DATA TO USE:

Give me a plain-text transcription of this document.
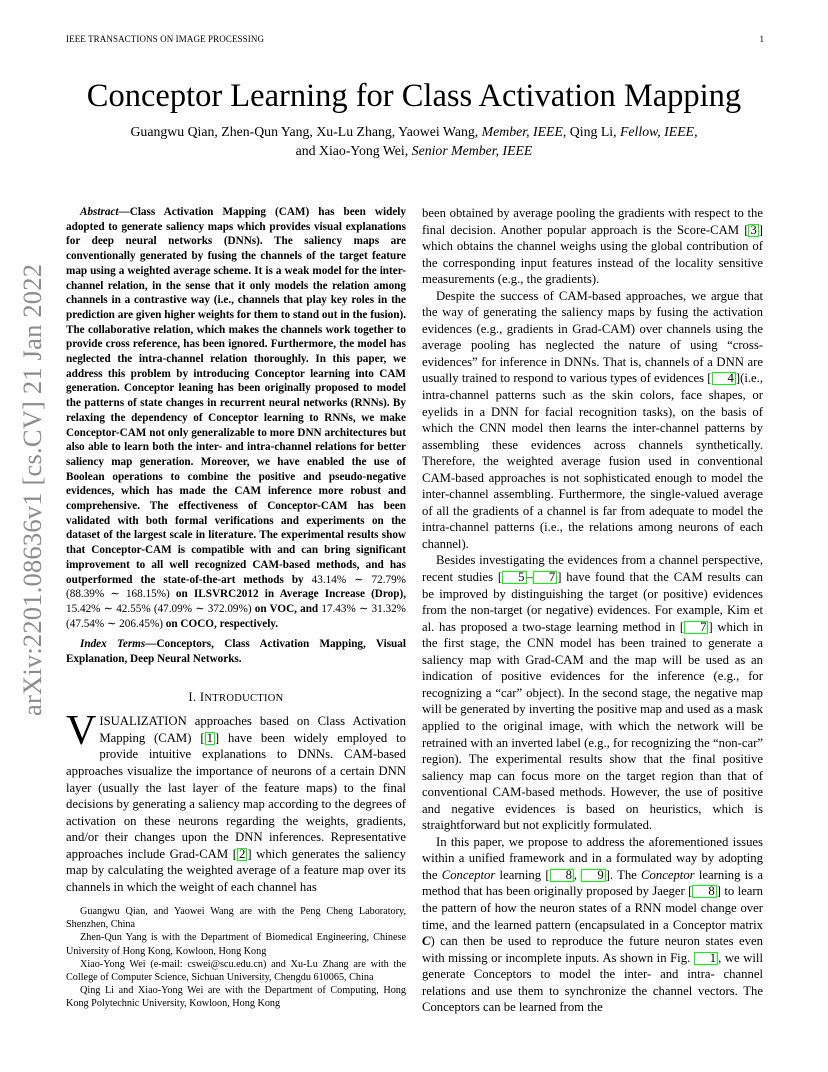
IEEE TRANSACTIONS ON IMAGE PROCESSING	1
arXiv:2201.08636v1 [cs.CV] 21 Jan 2022
Conceptor Learning for Class Activation Mapping
Guangwu Qian, Zhen-Qun Yang, Xu-Lu Zhang, Yaowei Wang, Member, IEEE, Qing Li, Fellow, IEEE,
and Xiao-Yong Wei, Senior Member, IEEE

Abstract—Class Activation Mapping (CAM) has been widely adopted to generate saliency maps which provides visual explanations for deep neural networks (DNNs). The saliency maps are conventionally generated by fusing the channels of the target feature map using a weighted average scheme. It is a weak model for the inter-channel relation, in the sense that it only models the relation among channels in a contrastive way (i.e., channels that play key roles in the prediction are given higher weights for them to stand out in the fusion). The collaborative relation, which makes the channels work together to provide cross reference, has been ignored. Furthermore, the model has neglected the intra-channel relation thoroughly. In this paper, we address this problem by introducing Conceptor learning into CAM generation. Conceptor leaning has been originally proposed to model the patterns of state changes in recurrent neural networks (RNNs). By relaxing the dependency of Conceptor learning to RNNs, we make Conceptor-CAM not only generalizable to more DNN architectures but also able to learn both the inter- and intra-channel relations for better saliency map generation. Moreover, we have enabled the use of Boolean operations to combine the positive and pseudo-negative evidences, which has made the CAM inference more robust and comprehensive. The effectiveness of Conceptor-CAM has been validated with both formal verifications and experiments on the dataset of the largest scale in literature. The experimental results show that Conceptor-CAM is compatible with and can bring significant improvement to all well recognized CAM-based methods, and has outperformed the state-of-the-art methods by 43.14% ∼ 72.79% (88.39% ∼ 168.15%) on ILSVRC2012 in Average Increase (Drop), 15.42% ∼ 42.55% (47.09% ∼ 372.09%) on VOC, and 17.43% ∼ 31.32% (47.54% ∼ 206.45%) on COCO, respectively.

Index Terms—Conceptors, Class Activation Mapping, Visual Explanation, Deep Neural Networks.

I. INTRODUCTION

VISUALIZATION approaches based on Class Activation Mapping (CAM) [ 1 ] have been widely employed to provide intuitive explanations to DNNs. CAM-based approaches visualize the importance of neurons of a certain DNN layer (usually the last layer of the feature maps) to the final decisions by generating a saliency map according to the degrees of activation on these neurons regarding the weights, gradients, and/or their changes upon the DNN inferences. Representative approaches include Grad-CAM [ 2 ] which generates the saliency map by calculating the weighted average of a feature map over its channels in which the weight of each channel has

been obtained by average pooling the gradients with respect to the final decision. Another popular approach is the Score-CAM [ 3 ] which obtains the channel weighs using the global contribution of the corresponding input features instead of the locality sensitive measurements (e.g., the gradients).

Despite the success of CAM-based approaches, we argue that the way of generating the saliency maps by fusing the activation evidences (e.g., gradients in Grad-CAM) over channels using the average pooling has neglected the nature of using “cross-evidences” for inference in DNNs. That is, channels of a DNN are usually trained to respond to various types of evidences [ 4 ](i.e., intra-channel patterns such as the skin colors, face shapes, or eyelids in a DNN for facial recognition tasks), on the basis of which the CNN model then learns the inter-channel patterns by assembling these evidences across channels synthetically. Therefore, the weighted average fusion used in conventional CAM-based approaches is not sophisticated enough to model the inter-channel assembling. Furthermore, the single-valued average of all the gradients of a channel is far from adequate to model the intra-channel patterns (i.e., the relations among neurons of each channel).

Besides investigating the evidences from a channel perspective, recent studies [ 5 – 7 ] have found that the CAM results can be improved by distinguishing the target (or positive) evidences from the non-target (or negative) evidences. For example, Kim et al. has proposed a two-stage learning method in [ 7 ] which in the first stage, the CNN model has been trained to generate a saliency map with Grad-CAM and the map will be used as an indication of positive evidences for the inference (e.g., for recognizing a “car” object). In the second stage, the negative map will be generated by inverting the positive map and used as a mask applied to the original image, with which the network will be retrained with an inverted label (e.g., for recognizing the “non-car” region). The experimental results show that the final positive saliency map can focus more on the target region than that of conventional CAM-based methods. However, the use of positive and negative evidences is based on heuristics, which is straightforward but not explicitly formulated.

In this paper, we propose to address the aforementioned issues within a unified framework and in a formulated way by adopting the Conceptor learning [ 8 , 9 ]. The Conceptor learning is a method that has been originally proposed by Jaeger [ 8 ] to learn the pattern of how the neuron states of a RNN model change over time, and the learned pattern (encapsulated in a Conceptor matrix C) can then be used to reproduce the future neuron states even with missing or incomplete inputs. As shown in Fig. 1 , we will generate Conceptors to model the inter- and intra- channel relations and use them to synchronize the channel vectors. The Conceptors can be learned from the

Guangwu Qian, and Yaowei Wang are with the Peng Cheng Laboratory, Shenzhen, China

Zhen-Qun Yang is with the Department of Biomedical Engineering, Chinese University of Hong Kong, Kowloon, Hong Kong

Xiao-Yong Wei (e-mail: cswei@scu.edu.cn) and Xu-Lu Zhang are with the College of Computer Science, Sichuan University, Chengdu 610065, China

Qing Li and Xiao-Yong Wei are with the Department of Computing, Hong Kong Polytechnic University, Kowloon, Hong Kong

AIM OF THE TASK:
Find how many lines in the material hold the word "Zhang" and state that number alone.

SOLUTION TO THIS TASK:
2